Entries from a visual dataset
══════════

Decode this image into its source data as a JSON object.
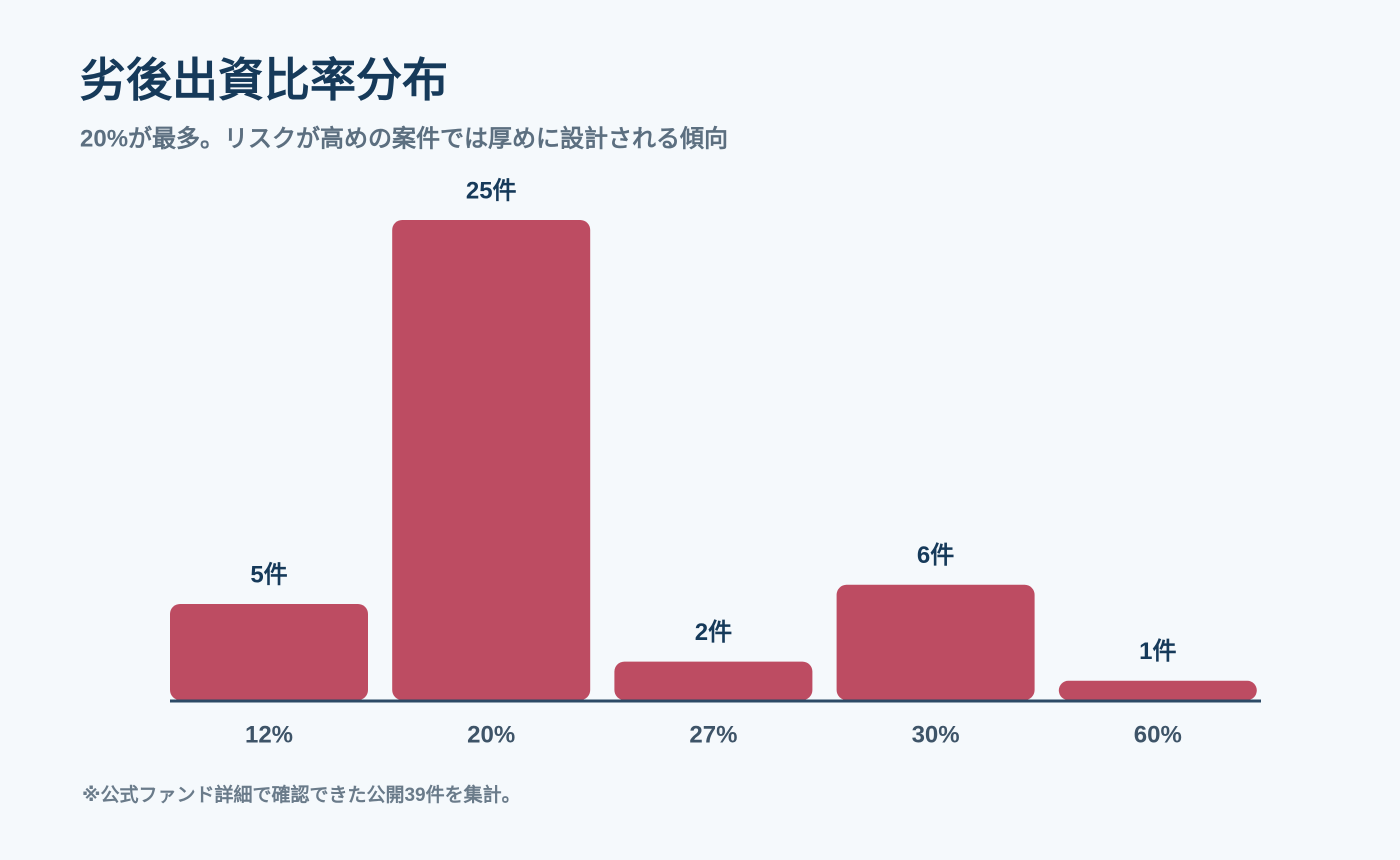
{
  "chart_data": {
    "type": "bar",
    "title": "劣後出資比率分布",
    "subtitle": "20%が最多。リスクが高めの案件では厚めに設計される傾向",
    "note": "※公式ファンド詳細で確認できた公開39件を集計。",
    "categories": [
      "12%",
      "20%",
      "27%",
      "30%",
      "60%"
    ],
    "values": [
      5,
      25,
      2,
      6,
      1
    ],
    "value_labels": [
      "5件",
      "25件",
      "2件",
      "6件",
      "1件"
    ],
    "color": "#bd4c62"
  }
}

══════════

> [STATED PROBLEM]
Exactly as written, return every line of the listing, but not the pictures.

> [WRITTEN RESPONSE]
Decode this image into its source data as a JSON object.
{
  "chart_data": {
    "type": "bar",
    "title": "劣後出資比率分布",
    "subtitle": "20%が最多。リスクが高めの案件では厚めに設計される傾向",
    "note": "※公式ファンド詳細で確認できた公開39件を集計。",
    "categories": [
      "12%",
      "20%",
      "27%",
      "30%",
      "60%"
    ],
    "values": [
      5,
      25,
      2,
      6,
      1
    ],
    "value_labels": [
      "5件",
      "25件",
      "2件",
      "6件",
      "1件"
    ],
    "color": "#bd4c62"
  }
}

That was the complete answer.